- _REQUIREMENT_:
Extract, from the records beneath this instruction, each line that contains the word "avatar".

- _DATA LINES_:
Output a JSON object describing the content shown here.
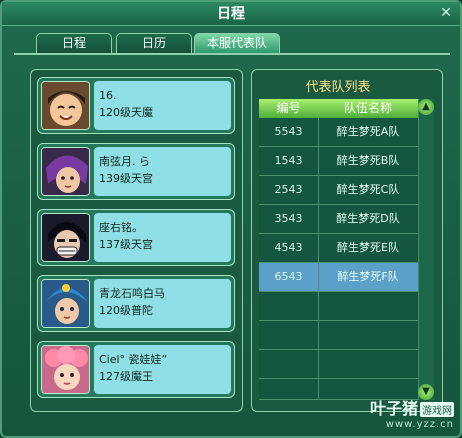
{
  "window": {
    "title": "日程",
    "close_label": "✕"
  },
  "tabs": [
    {
      "label": "日程",
      "active": false
    },
    {
      "label": "日历",
      "active": false
    },
    {
      "label": "本服代表队",
      "active": true
    }
  ],
  "members": [
    {
      "name": "16.",
      "level": "120级天魔",
      "avatar": "avatar-smiling-boy"
    },
    {
      "name": "南弦月. ら",
      "level": "139级天宫",
      "avatar": "avatar-purple-hair"
    },
    {
      "name": "座右铭。",
      "level": "137级天宫",
      "avatar": "avatar-masked"
    },
    {
      "name": "青龙石鸣白马",
      "level": "120级普陀",
      "avatar": "avatar-blue-hair"
    },
    {
      "name": "Ciel° 瓷娃娃”",
      "level": "127级魔王",
      "avatar": "avatar-pink-hair"
    }
  ],
  "team_list": {
    "title": "代表队列表",
    "col_number": "编号",
    "col_name": "队伍名称",
    "rows": [
      {
        "number": "5543",
        "name": "醉生梦死A队",
        "selected": false
      },
      {
        "number": "1543",
        "name": "醉生梦死B队",
        "selected": false
      },
      {
        "number": "2543",
        "name": "醉生梦死C队",
        "selected": false
      },
      {
        "number": "3543",
        "name": "醉生梦死D队",
        "selected": false
      },
      {
        "number": "4543",
        "name": "醉生梦死E队",
        "selected": false
      },
      {
        "number": "6543",
        "name": "醉生梦死F队",
        "selected": true
      }
    ]
  },
  "watermark": {
    "main": "叶子猪",
    "box": "游戏网",
    "url": "www.yzz.cn"
  }
}
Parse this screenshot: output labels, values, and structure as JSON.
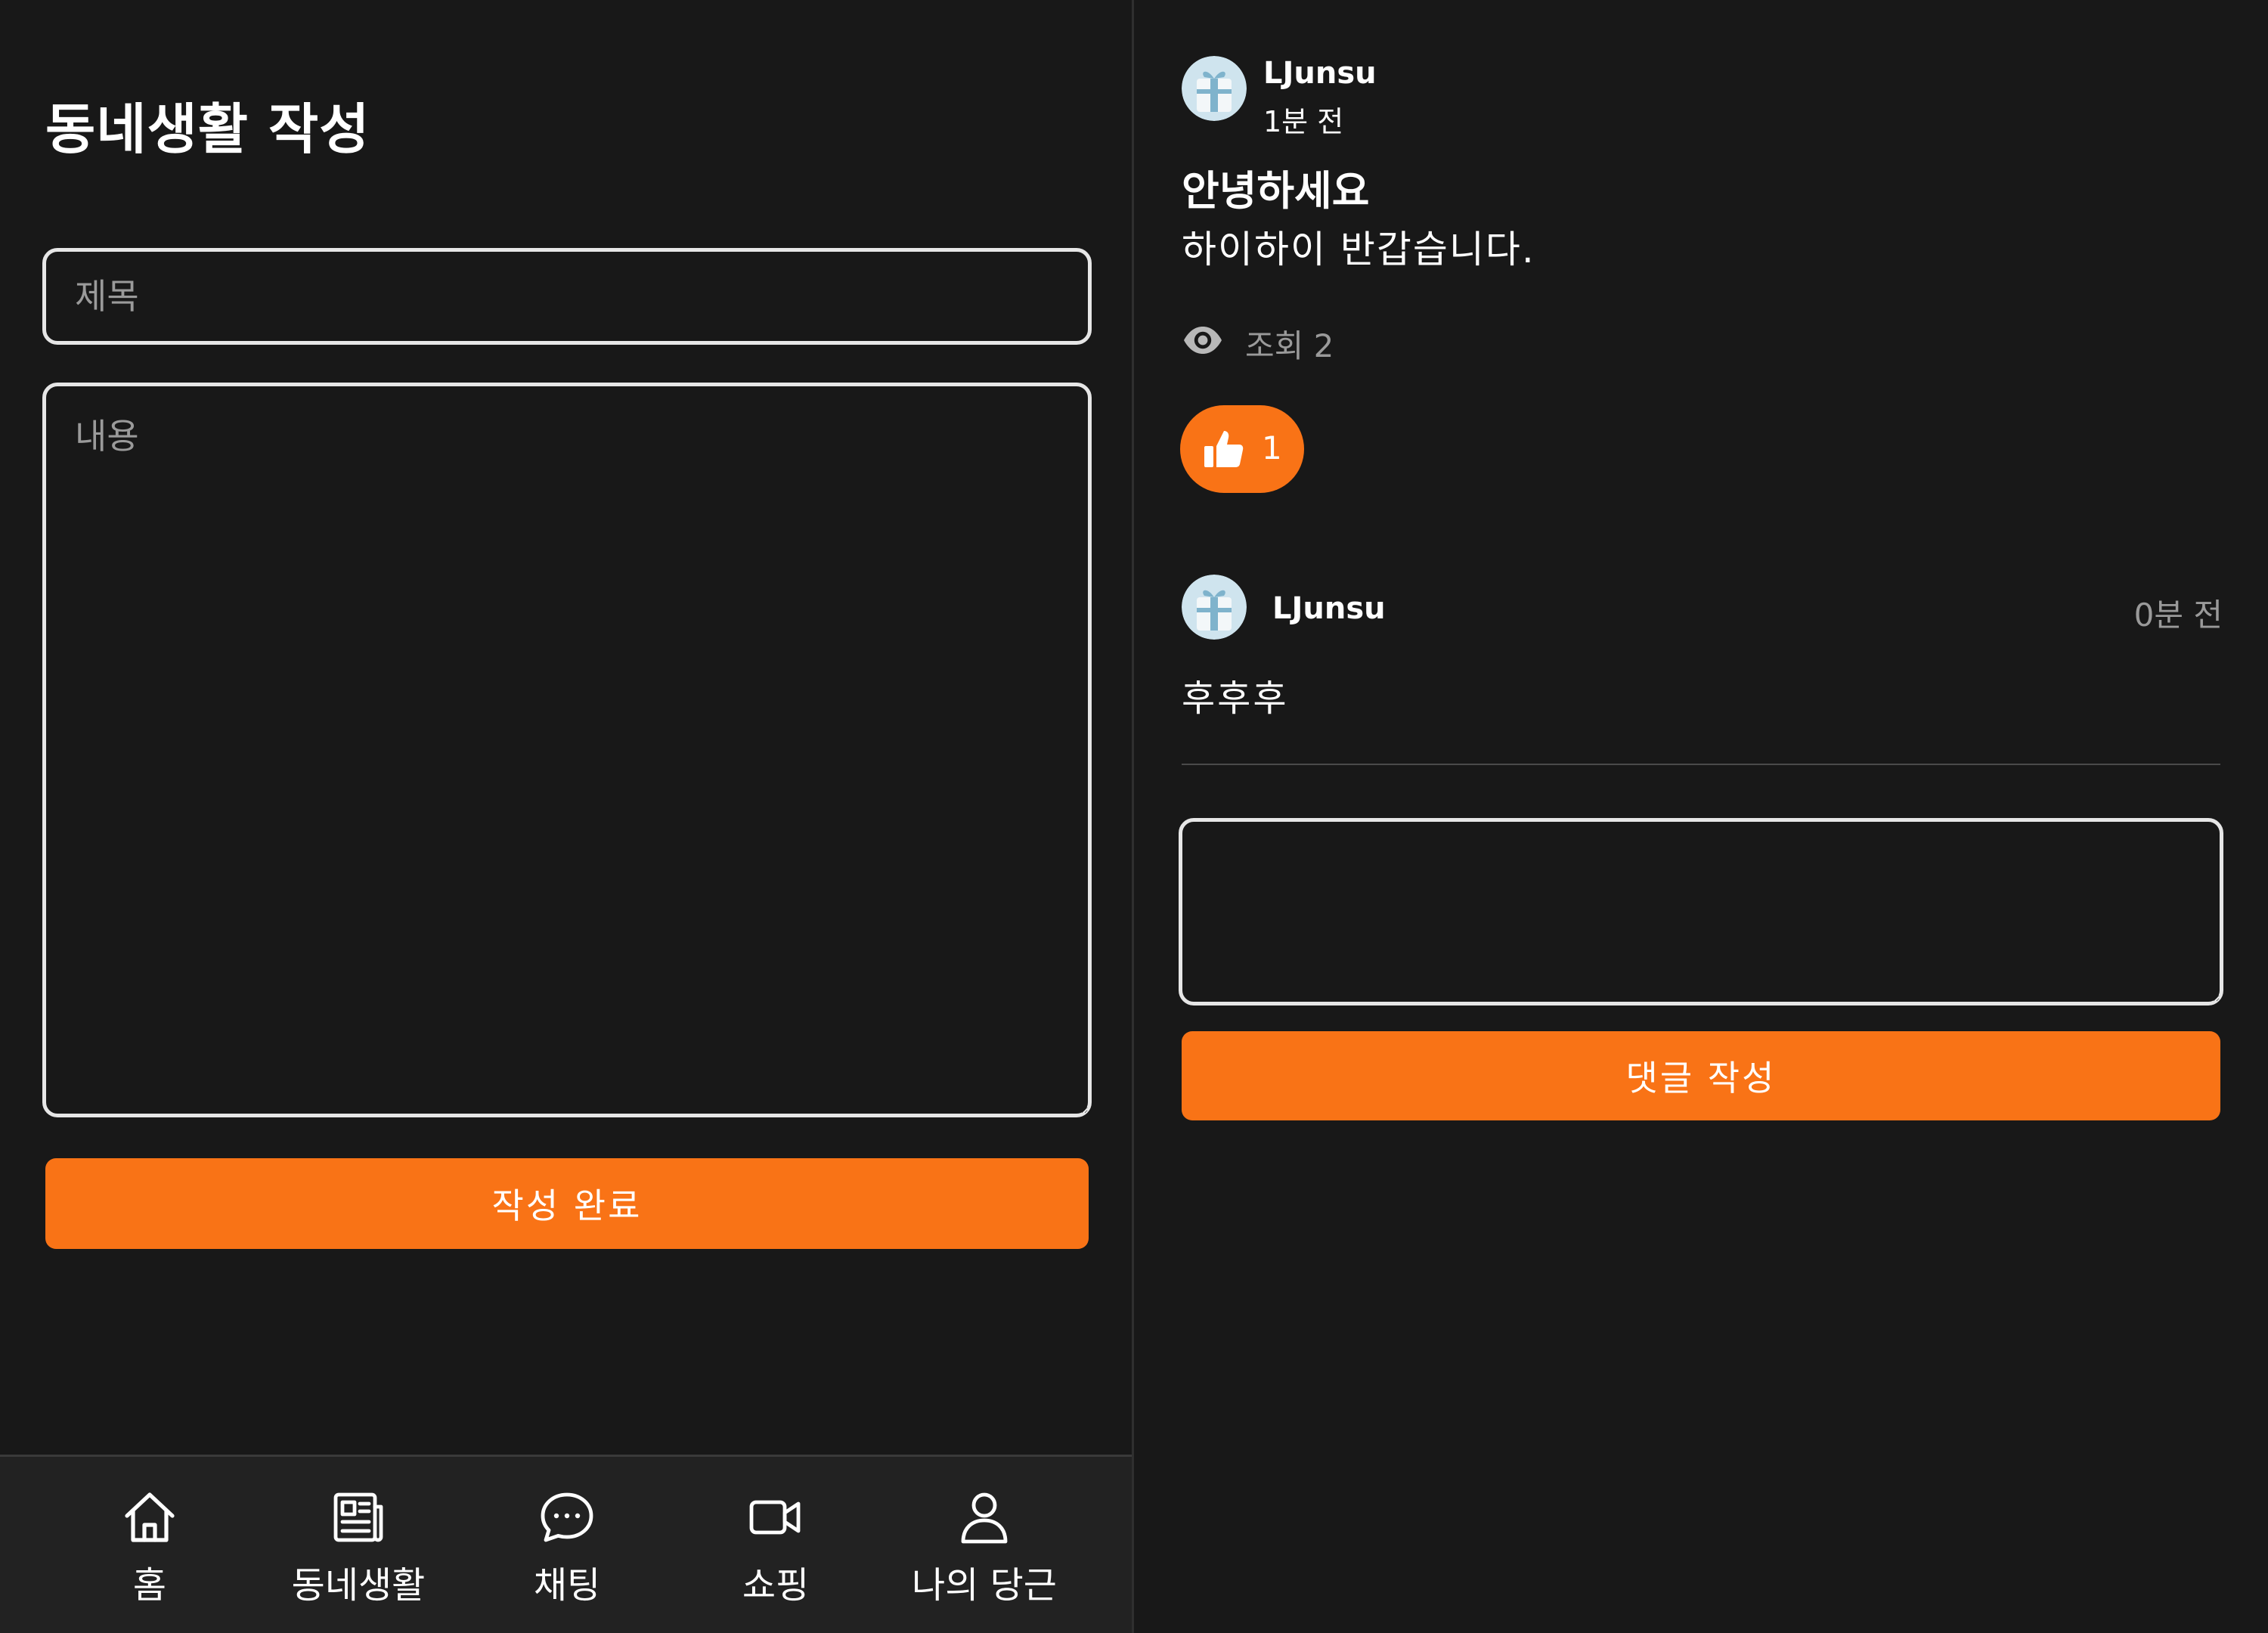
{
  "write_form": {
    "title": "동네생활 작성",
    "title_placeholder": "제목",
    "content_placeholder": "내용",
    "submit_label": "작성 완료"
  },
  "bottom_nav": {
    "items": [
      {
        "label": "홈",
        "icon": "home-icon"
      },
      {
        "label": "동네생활",
        "icon": "newspaper-icon"
      },
      {
        "label": "채팅",
        "icon": "chat-bubble-icon"
      },
      {
        "label": "쇼핑",
        "icon": "video-camera-icon"
      },
      {
        "label": "나의 당근",
        "icon": "user-icon"
      }
    ]
  },
  "post": {
    "author": "LJunsu",
    "time": "1분 전",
    "title": "안녕하세요",
    "body": "하이하이 반갑습니다.",
    "views_label": "조회 2",
    "like_count": "1"
  },
  "comments": [
    {
      "author": "LJunsu",
      "time": "0분 전",
      "text": "후후후"
    }
  ],
  "comment_form": {
    "value": "",
    "submit_label": "댓글 작성"
  },
  "colors": {
    "background": "#181818",
    "accent": "#f97316",
    "nav_background": "#222222",
    "muted_text": "#9a9a9a"
  }
}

- _WRITTEN SOLUTION_:
      "avatar": "avatar-smiling-boy"
      "avatar": "avatar-purple-hair"
      "avatar": "avatar-masked"
      "avatar": "avatar-blue-hair"
      "avatar": "avatar-pink-hair"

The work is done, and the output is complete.